#### EXERCISE
Scan the data for "label" and copy the lines it appears in.

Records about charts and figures
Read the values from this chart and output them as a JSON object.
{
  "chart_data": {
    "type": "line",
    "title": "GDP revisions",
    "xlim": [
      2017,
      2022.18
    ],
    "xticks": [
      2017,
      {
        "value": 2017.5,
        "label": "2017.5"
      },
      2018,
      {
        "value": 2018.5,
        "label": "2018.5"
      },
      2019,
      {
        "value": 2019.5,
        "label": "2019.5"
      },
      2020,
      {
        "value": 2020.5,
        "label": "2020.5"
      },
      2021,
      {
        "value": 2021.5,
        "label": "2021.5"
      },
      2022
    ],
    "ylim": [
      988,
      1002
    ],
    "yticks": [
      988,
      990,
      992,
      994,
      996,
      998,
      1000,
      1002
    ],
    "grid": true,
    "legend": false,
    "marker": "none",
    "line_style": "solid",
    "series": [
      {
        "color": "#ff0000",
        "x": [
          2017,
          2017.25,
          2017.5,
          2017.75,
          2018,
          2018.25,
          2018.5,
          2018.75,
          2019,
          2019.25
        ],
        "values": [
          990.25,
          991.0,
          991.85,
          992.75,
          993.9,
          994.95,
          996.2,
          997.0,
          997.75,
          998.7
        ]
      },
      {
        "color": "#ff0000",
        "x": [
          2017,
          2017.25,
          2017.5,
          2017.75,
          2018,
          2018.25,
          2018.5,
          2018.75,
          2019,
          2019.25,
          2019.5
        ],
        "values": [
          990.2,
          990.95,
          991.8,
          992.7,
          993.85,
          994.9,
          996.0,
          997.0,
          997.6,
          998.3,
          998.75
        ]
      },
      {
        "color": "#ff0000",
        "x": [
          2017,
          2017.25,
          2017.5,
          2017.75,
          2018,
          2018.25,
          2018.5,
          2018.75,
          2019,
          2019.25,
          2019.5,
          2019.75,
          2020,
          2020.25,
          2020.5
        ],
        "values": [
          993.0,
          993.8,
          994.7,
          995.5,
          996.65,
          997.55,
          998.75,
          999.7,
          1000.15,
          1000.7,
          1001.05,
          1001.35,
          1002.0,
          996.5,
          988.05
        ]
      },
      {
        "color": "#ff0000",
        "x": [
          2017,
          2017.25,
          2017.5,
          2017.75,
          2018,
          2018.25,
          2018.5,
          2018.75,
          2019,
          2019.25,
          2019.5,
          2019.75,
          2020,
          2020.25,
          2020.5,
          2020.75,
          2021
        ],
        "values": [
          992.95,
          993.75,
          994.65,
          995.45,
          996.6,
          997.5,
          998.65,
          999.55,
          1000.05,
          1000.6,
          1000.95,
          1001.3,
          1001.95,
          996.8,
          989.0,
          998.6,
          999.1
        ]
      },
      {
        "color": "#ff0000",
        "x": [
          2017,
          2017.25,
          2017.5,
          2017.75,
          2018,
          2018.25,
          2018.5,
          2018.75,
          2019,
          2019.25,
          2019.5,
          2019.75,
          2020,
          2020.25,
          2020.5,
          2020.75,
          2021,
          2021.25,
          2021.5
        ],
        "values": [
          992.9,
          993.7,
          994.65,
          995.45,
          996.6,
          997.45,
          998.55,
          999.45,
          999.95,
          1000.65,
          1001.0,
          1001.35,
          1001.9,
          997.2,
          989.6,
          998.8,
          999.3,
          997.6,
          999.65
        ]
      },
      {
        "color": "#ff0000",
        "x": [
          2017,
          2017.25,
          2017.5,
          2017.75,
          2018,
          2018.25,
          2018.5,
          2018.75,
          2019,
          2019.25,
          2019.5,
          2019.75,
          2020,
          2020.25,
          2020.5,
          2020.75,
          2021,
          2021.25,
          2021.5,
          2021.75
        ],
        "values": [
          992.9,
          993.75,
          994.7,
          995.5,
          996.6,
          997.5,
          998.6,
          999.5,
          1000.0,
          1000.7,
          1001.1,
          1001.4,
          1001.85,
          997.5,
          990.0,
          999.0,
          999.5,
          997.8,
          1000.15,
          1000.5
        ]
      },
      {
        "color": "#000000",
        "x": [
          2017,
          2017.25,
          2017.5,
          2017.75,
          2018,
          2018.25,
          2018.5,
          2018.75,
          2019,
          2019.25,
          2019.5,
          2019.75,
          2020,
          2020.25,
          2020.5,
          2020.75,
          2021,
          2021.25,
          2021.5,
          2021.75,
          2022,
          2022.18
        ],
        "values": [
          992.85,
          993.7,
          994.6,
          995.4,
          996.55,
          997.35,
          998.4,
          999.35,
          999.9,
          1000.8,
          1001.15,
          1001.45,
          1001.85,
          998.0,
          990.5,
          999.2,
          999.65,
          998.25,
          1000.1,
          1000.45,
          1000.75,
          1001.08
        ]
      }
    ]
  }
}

#### OUTPUT OF THE TASK
        "label": "2017.5"
        "label": "2018.5"
        "label": "2019.5"
        "label": "2020.5"
        "label": "2021.5"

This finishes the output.